- _Task prompt_
Pull every line containing "Average" out of the material below.

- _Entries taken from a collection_
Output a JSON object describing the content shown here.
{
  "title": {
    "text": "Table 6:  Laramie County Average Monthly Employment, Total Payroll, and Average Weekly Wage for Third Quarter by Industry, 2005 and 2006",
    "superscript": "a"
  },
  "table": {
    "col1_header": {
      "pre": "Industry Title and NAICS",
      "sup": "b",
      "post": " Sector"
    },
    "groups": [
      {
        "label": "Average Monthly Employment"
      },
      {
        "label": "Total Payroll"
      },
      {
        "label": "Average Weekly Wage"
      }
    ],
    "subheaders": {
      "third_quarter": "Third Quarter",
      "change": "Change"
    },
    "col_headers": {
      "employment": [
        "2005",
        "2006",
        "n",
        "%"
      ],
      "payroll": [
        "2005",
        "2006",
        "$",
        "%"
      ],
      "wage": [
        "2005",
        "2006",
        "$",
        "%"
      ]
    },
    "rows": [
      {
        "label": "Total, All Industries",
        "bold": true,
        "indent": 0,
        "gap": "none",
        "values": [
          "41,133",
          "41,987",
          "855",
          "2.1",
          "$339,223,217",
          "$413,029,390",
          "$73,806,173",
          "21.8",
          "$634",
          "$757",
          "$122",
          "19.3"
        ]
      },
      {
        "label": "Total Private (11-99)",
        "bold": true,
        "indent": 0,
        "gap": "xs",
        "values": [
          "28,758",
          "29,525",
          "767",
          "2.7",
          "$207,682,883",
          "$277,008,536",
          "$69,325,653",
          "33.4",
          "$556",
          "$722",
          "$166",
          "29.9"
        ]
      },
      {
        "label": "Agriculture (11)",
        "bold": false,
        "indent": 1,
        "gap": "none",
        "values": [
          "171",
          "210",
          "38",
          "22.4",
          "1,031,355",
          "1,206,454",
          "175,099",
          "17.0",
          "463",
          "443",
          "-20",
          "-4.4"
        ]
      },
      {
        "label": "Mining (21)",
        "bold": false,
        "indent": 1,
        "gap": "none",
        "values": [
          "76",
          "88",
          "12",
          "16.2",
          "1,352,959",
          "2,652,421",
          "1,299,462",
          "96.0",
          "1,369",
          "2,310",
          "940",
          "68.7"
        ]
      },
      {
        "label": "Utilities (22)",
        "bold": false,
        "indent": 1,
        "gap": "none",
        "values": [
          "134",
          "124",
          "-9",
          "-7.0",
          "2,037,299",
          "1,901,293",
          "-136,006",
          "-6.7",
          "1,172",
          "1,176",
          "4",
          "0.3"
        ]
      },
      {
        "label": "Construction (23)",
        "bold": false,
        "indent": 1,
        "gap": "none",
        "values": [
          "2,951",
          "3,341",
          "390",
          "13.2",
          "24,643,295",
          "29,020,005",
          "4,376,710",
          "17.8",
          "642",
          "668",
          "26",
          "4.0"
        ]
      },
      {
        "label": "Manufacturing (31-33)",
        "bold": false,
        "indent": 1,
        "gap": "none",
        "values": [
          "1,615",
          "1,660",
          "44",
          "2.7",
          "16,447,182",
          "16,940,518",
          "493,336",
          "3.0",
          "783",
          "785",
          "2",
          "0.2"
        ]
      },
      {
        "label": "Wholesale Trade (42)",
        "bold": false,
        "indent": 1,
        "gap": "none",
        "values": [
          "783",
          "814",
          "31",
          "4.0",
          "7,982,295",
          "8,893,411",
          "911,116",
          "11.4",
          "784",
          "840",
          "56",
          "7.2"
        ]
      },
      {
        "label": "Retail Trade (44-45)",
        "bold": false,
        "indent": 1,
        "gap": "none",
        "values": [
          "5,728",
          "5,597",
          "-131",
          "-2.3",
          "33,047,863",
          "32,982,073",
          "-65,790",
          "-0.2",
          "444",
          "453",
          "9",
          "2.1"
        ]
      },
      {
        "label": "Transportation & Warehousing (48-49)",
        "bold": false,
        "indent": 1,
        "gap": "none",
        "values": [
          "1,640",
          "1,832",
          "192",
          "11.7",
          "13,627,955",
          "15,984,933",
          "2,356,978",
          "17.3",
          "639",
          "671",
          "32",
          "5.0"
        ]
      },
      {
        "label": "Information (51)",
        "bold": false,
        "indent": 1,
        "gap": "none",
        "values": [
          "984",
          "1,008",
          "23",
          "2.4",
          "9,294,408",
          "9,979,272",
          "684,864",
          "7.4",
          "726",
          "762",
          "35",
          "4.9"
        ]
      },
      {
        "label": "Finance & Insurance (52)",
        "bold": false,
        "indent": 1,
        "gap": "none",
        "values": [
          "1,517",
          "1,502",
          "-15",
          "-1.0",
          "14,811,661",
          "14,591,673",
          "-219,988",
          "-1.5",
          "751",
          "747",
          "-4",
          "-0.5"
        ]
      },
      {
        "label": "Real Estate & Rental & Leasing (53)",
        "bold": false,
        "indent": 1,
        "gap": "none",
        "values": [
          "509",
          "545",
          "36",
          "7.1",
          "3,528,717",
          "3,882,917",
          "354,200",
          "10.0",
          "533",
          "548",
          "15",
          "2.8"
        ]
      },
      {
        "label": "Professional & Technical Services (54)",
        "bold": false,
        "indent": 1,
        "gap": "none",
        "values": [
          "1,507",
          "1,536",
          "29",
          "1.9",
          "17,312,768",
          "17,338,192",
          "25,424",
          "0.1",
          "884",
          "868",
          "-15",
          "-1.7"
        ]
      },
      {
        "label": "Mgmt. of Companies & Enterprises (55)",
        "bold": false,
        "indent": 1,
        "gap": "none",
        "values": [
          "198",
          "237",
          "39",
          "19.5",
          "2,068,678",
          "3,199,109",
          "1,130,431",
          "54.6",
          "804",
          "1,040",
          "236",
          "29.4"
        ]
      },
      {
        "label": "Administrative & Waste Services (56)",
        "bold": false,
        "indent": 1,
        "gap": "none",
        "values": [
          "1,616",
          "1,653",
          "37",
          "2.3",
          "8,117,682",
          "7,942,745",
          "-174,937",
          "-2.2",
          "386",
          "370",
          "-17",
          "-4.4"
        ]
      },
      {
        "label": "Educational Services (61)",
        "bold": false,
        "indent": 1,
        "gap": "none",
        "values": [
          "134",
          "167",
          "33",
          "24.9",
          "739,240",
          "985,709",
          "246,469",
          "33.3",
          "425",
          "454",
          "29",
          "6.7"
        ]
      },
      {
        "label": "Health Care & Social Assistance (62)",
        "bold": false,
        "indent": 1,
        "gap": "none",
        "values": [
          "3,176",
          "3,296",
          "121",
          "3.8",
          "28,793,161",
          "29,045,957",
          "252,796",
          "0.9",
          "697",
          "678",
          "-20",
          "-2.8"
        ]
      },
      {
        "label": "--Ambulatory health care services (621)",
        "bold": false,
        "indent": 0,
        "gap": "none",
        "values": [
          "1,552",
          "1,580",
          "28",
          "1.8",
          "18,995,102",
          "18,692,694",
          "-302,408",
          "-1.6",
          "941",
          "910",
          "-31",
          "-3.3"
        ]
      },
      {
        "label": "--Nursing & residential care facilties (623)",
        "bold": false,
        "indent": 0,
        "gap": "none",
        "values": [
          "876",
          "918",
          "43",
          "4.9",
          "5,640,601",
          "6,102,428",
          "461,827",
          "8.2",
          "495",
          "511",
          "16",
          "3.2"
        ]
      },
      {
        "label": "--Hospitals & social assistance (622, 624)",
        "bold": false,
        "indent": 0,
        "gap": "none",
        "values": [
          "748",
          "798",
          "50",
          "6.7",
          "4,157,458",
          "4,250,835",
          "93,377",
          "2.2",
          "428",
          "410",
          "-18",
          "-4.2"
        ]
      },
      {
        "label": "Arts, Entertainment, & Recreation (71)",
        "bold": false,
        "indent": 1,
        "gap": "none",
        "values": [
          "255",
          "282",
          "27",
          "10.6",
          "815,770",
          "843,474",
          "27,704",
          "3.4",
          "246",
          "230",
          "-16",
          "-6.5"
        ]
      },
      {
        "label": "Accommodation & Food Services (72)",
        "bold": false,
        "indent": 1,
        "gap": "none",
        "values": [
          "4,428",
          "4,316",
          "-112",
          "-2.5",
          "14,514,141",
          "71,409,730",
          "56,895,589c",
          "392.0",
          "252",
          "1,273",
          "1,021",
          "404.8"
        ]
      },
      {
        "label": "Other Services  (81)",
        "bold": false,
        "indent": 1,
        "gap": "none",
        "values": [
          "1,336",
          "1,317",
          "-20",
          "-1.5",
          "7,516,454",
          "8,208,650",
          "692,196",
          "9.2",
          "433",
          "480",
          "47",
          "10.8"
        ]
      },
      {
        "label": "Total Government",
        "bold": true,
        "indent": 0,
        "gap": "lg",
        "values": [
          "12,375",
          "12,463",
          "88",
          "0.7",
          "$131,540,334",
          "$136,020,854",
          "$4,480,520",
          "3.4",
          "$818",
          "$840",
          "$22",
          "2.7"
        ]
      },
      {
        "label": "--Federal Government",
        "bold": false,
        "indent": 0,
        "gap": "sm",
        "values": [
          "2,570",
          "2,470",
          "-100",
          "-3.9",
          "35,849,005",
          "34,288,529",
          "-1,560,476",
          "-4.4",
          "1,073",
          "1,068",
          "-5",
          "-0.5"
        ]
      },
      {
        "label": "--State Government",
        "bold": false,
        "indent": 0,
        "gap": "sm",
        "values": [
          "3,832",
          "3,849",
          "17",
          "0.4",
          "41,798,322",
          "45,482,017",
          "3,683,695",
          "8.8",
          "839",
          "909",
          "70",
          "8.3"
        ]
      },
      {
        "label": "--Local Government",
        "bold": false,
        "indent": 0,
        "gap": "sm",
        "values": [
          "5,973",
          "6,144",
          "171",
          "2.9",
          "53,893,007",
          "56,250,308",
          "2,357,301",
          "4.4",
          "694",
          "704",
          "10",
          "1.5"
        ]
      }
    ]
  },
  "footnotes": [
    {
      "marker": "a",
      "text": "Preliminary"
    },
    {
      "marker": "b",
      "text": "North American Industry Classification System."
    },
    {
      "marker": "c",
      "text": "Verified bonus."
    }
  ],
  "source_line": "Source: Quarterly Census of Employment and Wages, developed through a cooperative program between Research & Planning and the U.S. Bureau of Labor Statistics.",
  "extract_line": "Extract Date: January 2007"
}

- _Response to this exercise_
    "text": "Table 6:  Laramie County Average Monthly Employment, Total Payroll, and Average Weekly Wage for Third Quarter by Industry, 2005 and 2006",
        "label": "Average Monthly Employment"
        "label": "Average Weekly Wage"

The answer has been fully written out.